▶ _What you should do_
Filter the records below down to lines containing "Financial".

========

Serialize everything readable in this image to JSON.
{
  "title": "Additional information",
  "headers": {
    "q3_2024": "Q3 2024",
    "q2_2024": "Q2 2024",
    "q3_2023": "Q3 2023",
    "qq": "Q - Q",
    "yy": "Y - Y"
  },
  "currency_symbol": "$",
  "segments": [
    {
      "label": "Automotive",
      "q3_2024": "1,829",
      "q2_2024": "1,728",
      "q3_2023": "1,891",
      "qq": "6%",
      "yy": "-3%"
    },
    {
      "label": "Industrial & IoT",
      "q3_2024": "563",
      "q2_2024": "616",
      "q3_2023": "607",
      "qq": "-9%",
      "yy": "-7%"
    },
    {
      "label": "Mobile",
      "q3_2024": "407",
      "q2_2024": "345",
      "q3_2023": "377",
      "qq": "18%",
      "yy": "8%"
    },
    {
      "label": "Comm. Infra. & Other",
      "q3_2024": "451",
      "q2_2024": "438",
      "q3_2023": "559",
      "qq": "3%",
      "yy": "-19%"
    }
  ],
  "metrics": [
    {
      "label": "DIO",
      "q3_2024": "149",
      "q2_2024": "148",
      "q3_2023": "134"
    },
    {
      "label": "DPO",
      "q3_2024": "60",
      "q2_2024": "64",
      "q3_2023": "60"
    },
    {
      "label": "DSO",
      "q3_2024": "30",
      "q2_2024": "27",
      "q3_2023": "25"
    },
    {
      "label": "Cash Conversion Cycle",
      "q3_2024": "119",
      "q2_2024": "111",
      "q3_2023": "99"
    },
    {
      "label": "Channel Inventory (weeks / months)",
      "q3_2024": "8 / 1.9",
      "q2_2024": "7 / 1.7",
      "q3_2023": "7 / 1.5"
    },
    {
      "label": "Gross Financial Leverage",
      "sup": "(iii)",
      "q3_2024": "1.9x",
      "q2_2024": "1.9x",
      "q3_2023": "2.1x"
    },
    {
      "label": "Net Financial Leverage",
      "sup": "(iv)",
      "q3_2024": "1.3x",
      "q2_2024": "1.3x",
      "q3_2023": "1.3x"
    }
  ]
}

========

▶ _Solution to the problem_
      "label": "Gross Financial Leverage",
      "label": "Net Financial Leverage",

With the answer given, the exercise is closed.